### Records for this exercise
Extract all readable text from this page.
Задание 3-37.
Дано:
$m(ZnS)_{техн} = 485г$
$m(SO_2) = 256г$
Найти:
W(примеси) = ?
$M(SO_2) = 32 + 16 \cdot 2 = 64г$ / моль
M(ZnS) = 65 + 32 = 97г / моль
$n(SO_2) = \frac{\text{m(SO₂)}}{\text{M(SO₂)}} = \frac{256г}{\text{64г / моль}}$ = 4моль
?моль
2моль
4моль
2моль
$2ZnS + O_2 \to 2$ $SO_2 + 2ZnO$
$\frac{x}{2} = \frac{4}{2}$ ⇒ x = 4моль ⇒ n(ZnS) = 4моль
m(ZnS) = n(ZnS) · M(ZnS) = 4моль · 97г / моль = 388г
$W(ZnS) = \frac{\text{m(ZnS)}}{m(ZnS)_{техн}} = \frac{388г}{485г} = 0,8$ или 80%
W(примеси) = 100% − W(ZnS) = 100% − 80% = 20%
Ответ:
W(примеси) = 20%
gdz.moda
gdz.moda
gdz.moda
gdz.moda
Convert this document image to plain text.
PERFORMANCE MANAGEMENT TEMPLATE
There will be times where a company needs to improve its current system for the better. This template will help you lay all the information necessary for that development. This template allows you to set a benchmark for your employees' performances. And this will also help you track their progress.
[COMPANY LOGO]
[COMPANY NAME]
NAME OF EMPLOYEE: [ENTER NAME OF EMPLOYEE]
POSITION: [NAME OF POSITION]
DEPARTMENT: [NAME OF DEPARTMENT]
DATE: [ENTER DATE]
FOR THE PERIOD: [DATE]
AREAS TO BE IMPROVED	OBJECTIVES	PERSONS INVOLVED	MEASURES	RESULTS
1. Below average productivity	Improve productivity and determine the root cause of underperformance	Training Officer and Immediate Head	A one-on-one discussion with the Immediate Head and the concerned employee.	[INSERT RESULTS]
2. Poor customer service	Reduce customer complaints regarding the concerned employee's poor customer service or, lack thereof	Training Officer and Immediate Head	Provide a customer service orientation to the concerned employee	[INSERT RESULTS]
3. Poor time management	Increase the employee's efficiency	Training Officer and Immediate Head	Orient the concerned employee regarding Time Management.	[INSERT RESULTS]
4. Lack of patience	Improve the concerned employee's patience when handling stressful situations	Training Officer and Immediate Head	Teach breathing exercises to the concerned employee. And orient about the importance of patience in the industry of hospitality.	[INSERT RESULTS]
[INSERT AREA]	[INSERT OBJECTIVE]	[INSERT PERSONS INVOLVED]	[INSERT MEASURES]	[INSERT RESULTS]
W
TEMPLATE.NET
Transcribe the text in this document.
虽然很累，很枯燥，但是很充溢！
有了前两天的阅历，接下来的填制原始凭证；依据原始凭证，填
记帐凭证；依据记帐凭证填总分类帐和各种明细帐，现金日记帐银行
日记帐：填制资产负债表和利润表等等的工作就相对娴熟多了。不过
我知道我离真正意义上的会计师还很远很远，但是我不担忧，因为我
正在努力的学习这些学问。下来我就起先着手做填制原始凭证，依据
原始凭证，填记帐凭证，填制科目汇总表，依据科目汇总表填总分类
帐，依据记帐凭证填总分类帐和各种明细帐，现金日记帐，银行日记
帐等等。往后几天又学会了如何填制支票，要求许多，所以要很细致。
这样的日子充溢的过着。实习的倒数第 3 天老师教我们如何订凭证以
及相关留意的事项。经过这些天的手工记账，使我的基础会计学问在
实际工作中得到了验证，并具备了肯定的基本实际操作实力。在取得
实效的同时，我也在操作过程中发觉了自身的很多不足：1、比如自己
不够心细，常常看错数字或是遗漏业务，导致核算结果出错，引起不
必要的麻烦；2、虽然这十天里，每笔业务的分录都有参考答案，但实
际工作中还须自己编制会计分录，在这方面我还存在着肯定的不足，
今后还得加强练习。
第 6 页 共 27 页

### Problem statement
Return the listing above in its exact form.

### Output for this exercise
Extract all readable text from this page.
Задание 3-37.
Дано:
$m(ZnS)_{техн} = 485г$
$m(SO_2) = 256г$
Найти:
W(примеси) = ?
$M(SO_2) = 32 + 16 \cdot 2 = 64г$ / моль
M(ZnS) = 65 + 32 = 97г / моль
$n(SO_2) = \frac{\text{m(SO₂)}}{\text{M(SO₂)}} = \frac{256г}{\text{64г / моль}}$ = 4моль
?моль
2моль
4моль
2моль
$2ZnS + O_2 \to 2$ $SO_2 + 2ZnO$
$\frac{x}{2} = \frac{4}{2}$ ⇒ x = 4моль ⇒ n(ZnS) = 4моль
m(ZnS) = n(ZnS) · M(ZnS) = 4моль · 97г / моль = 388г
$W(ZnS) = \frac{\text{m(ZnS)}}{m(ZnS)_{техн}} = \frac{388г}{485г} = 0,8$ или 80%
W(примеси) = 100% − W(ZnS) = 100% − 80% = 20%
Ответ:
W(примеси) = 20%
gdz.moda
gdz.moda
gdz.moda
gdz.moda
Convert this document image to plain text.
PERFORMANCE MANAGEMENT TEMPLATE
There will be times where a company needs to improve its current system for the better. This template will help you lay all the information necessary for that development. This template allows you to set a benchmark for your employees' performances. And this will also help you track their progress.
[COMPANY LOGO]
[COMPANY NAME]
NAME OF EMPLOYEE: [ENTER NAME OF EMPLOYEE]
POSITION: [NAME OF POSITION]
DEPARTMENT: [NAME OF DEPARTMENT]
DATE: [ENTER DATE]
FOR THE PERIOD: [DATE]
AREAS TO BE IMPROVED	OBJECTIVES	PERSONS INVOLVED	MEASURES	RESULTS
1. Below average productivity	Improve productivity and determine the root cause of underperformance	Training Officer and Immediate Head	A one-on-one discussion with the Immediate Head and the concerned employee.	[INSERT RESULTS]
2. Poor customer service	Reduce customer complaints regarding the concerned employee's poor customer service or, lack thereof	Training Officer and Immediate Head	Provide a customer service orientation to the concerned employee	[INSERT RESULTS]
3. Poor time management	Increase the employee's efficiency	Training Officer and Immediate Head	Orient the concerned employee regarding Time Management.	[INSERT RESULTS]
4. Lack of patience	Improve the concerned employee's patience when handling stressful situations	Training Officer and Immediate Head	Teach breathing exercises to the concerned employee. And orient about the importance of patience in the industry of hospitality.	[INSERT RESULTS]
[INSERT AREA]	[INSERT OBJECTIVE]	[INSERT PERSONS INVOLVED]	[INSERT MEASURES]	[INSERT RESULTS]
W
TEMPLATE.NET
Transcribe the text in this document.
虽然很累，很枯燥，但是很充溢！
有了前两天的阅历，接下来的填制原始凭证；依据原始凭证，填
记帐凭证；依据记帐凭证填总分类帐和各种明细帐，现金日记帐银行
日记帐：填制资产负债表和利润表等等的工作就相对娴熟多了。不过
我知道我离真正意义上的会计师还很远很远，但是我不担忧，因为我
正在努力的学习这些学问。下来我就起先着手做填制原始凭证，依据
原始凭证，填记帐凭证，填制科目汇总表，依据科目汇总表填总分类
帐，依据记帐凭证填总分类帐和各种明细帐，现金日记帐，银行日记
帐等等。往后几天又学会了如何填制支票，要求许多，所以要很细致。
这样的日子充溢的过着。实习的倒数第 3 天老师教我们如何订凭证以
及相关留意的事项。经过这些天的手工记账，使我的基础会计学问在
实际工作中得到了验证，并具备了肯定的基本实际操作实力。在取得
实效的同时，我也在操作过程中发觉了自身的很多不足：1、比如自己
不够心细，常常看错数字或是遗漏业务，导致核算结果出错，引起不
必要的麻烦；2、虽然这十天里，每笔业务的分录都有参考答案，但实
际工作中还须自己编制会计分录，在这方面我还存在着肯定的不足，
今后还得加强练习。
第 6 页 共 27 页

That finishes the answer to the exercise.